--- Work to do ---
Copy the data word for word, keeping every line.

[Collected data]

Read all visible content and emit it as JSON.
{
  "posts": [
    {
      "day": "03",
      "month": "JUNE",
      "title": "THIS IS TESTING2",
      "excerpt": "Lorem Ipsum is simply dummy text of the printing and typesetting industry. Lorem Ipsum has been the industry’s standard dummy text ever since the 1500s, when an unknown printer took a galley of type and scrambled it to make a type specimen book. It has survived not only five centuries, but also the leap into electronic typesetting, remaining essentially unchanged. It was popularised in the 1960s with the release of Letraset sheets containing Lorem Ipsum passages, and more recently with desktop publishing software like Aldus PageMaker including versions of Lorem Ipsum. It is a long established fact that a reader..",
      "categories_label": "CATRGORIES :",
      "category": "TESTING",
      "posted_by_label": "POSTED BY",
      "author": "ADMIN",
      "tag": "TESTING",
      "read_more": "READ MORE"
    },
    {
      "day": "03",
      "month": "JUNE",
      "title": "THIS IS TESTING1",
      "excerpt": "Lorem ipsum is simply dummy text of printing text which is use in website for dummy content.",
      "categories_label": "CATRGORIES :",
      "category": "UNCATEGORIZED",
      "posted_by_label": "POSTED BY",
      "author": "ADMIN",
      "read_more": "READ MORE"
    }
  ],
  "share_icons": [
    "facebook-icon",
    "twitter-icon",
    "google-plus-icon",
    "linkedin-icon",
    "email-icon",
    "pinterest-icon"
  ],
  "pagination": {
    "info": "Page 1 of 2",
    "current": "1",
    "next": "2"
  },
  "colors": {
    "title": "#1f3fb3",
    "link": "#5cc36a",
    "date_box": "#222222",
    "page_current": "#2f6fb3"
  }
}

--- Solution to this problem ---
Read all visible content and emit it as JSON.
{
  "posts": [
    {
      "day": "03",
      "month": "JUNE",
      "title": "THIS IS TESTING2",
      "excerpt": "Lorem Ipsum is simply dummy text of the printing and typesetting industry. Lorem Ipsum has been the industry’s standard dummy text ever since the 1500s, when an unknown printer took a galley of type and scrambled it to make a type specimen book. It has survived not only five centuries, but also the leap into electronic typesetting, remaining essentially unchanged. It was popularised in the 1960s with the release of Letraset sheets containing Lorem Ipsum passages, and more recently with desktop publishing software like Aldus PageMaker including versions of Lorem Ipsum. It is a long established fact that a reader..",
      "categories_label": "CATRGORIES :",
      "category": "TESTING",
      "posted_by_label": "POSTED BY",
      "author": "ADMIN",
      "tag": "TESTING",
      "read_more": "READ MORE"
    },
    {
      "day": "03",
      "month": "JUNE",
      "title": "THIS IS TESTING1",
      "excerpt": "Lorem ipsum is simply dummy text of printing text which is use in website for dummy content.",
      "categories_label": "CATRGORIES :",
      "category": "UNCATEGORIZED",
      "posted_by_label": "POSTED BY",
      "author": "ADMIN",
      "read_more": "READ MORE"
    }
  ],
  "share_icons": [
    "facebook-icon",
    "twitter-icon",
    "google-plus-icon",
    "linkedin-icon",
    "email-icon",
    "pinterest-icon"
  ],
  "pagination": {
    "info": "Page 1 of 2",
    "current": "1",
    "next": "2"
  },
  "colors": {
    "title": "#1f3fb3",
    "link": "#5cc36a",
    "date_box": "#222222",
    "page_current": "#2f6fb3"
  }
}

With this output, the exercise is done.